[Start of Data in this exercise]

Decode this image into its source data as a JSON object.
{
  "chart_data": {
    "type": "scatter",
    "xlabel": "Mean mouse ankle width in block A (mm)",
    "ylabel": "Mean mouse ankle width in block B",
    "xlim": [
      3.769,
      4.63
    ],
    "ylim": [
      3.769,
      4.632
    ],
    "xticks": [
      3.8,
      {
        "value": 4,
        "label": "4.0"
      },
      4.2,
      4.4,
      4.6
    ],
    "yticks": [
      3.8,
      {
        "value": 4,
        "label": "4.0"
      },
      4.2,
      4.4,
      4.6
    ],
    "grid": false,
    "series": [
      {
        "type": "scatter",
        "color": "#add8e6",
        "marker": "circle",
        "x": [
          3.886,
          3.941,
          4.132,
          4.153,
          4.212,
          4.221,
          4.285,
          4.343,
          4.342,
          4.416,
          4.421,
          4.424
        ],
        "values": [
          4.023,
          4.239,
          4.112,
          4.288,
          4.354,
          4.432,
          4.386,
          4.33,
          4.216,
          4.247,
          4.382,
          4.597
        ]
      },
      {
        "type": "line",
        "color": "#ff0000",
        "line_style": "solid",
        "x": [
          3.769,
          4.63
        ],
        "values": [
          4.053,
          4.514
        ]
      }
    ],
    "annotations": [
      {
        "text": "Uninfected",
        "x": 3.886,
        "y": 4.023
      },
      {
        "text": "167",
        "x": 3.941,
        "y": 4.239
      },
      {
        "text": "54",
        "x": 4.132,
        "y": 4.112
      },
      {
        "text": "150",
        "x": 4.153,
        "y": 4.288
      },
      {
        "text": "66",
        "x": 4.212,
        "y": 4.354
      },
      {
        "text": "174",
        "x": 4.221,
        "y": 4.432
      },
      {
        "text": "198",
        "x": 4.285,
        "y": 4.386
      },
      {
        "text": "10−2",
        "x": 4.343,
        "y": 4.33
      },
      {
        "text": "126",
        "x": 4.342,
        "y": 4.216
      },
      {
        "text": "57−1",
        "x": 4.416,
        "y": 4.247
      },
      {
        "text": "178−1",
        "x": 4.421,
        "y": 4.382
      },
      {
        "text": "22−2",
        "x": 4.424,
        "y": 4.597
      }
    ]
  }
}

[End of Data in this exercise]

Please repeat the material above, word for word and in full.

## Response
Decode this image into its source data as a JSON object.
{
  "chart_data": {
    "type": "scatter",
    "xlabel": "Mean mouse ankle width in block A (mm)",
    "ylabel": "Mean mouse ankle width in block B",
    "xlim": [
      3.769,
      4.63
    ],
    "ylim": [
      3.769,
      4.632
    ],
    "xticks": [
      3.8,
      {
        "value": 4,
        "label": "4.0"
      },
      4.2,
      4.4,
      4.6
    ],
    "yticks": [
      3.8,
      {
        "value": 4,
        "label": "4.0"
      },
      4.2,
      4.4,
      4.6
    ],
    "grid": false,
    "series": [
      {
        "type": "scatter",
        "color": "#add8e6",
        "marker": "circle",
        "x": [
          3.886,
          3.941,
          4.132,
          4.153,
          4.212,
          4.221,
          4.285,
          4.343,
          4.342,
          4.416,
          4.421,
          4.424
        ],
        "values": [
          4.023,
          4.239,
          4.112,
          4.288,
          4.354,
          4.432,
          4.386,
          4.33,
          4.216,
          4.247,
          4.382,
          4.597
        ]
      },
      {
        "type": "line",
        "color": "#ff0000",
        "line_style": "solid",
        "x": [
          3.769,
          4.63
        ],
        "values": [
          4.053,
          4.514
        ]
      }
    ],
    "annotations": [
      {
        "text": "Uninfected",
        "x": 3.886,
        "y": 4.023
      },
      {
        "text": "167",
        "x": 3.941,
        "y": 4.239
      },
      {
        "text": "54",
        "x": 4.132,
        "y": 4.112
      },
      {
        "text": "150",
        "x": 4.153,
        "y": 4.288
      },
      {
        "text": "66",
        "x": 4.212,
        "y": 4.354
      },
      {
        "text": "174",
        "x": 4.221,
        "y": 4.432
      },
      {
        "text": "198",
        "x": 4.285,
        "y": 4.386
      },
      {
        "text": "10−2",
        "x": 4.343,
        "y": 4.33
      },
      {
        "text": "126",
        "x": 4.342,
        "y": 4.216
      },
      {
        "text": "57−1",
        "x": 4.416,
        "y": 4.247
      },
      {
        "text": "178−1",
        "x": 4.421,
        "y": 4.382
      },
      {
        "text": "22−2",
        "x": 4.424,
        "y": 4.597
      }
    ]
  }
}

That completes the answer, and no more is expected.